___ Records to process

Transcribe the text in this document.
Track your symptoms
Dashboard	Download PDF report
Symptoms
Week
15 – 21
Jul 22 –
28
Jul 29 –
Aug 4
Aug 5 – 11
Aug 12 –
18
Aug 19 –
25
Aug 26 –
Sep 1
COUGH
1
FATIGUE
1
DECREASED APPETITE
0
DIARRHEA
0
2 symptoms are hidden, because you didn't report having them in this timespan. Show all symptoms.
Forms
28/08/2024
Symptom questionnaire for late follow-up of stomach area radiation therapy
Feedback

______

(Problem to work on): Return every record above exactly as it appears.

(Exercise answer):
Transcribe the text in this document.
Track your symptoms
Dashboard	Download PDF report
Symptoms
Week
15 – 21
Jul 22 –
28
Jul 29 –
Aug 4
Aug 5 – 11
Aug 12 –
18
Aug 19 –
25
Aug 26 –
Sep 1
COUGH
1
FATIGUE
1
DECREASED APPETITE
0
DIARRHEA
0
2 symptoms are hidden, because you didn't report having them in this timespan. Show all symptoms.
Forms
28/08/2024
Symptom questionnaire for late follow-up of stomach area radiation therapy
Feedback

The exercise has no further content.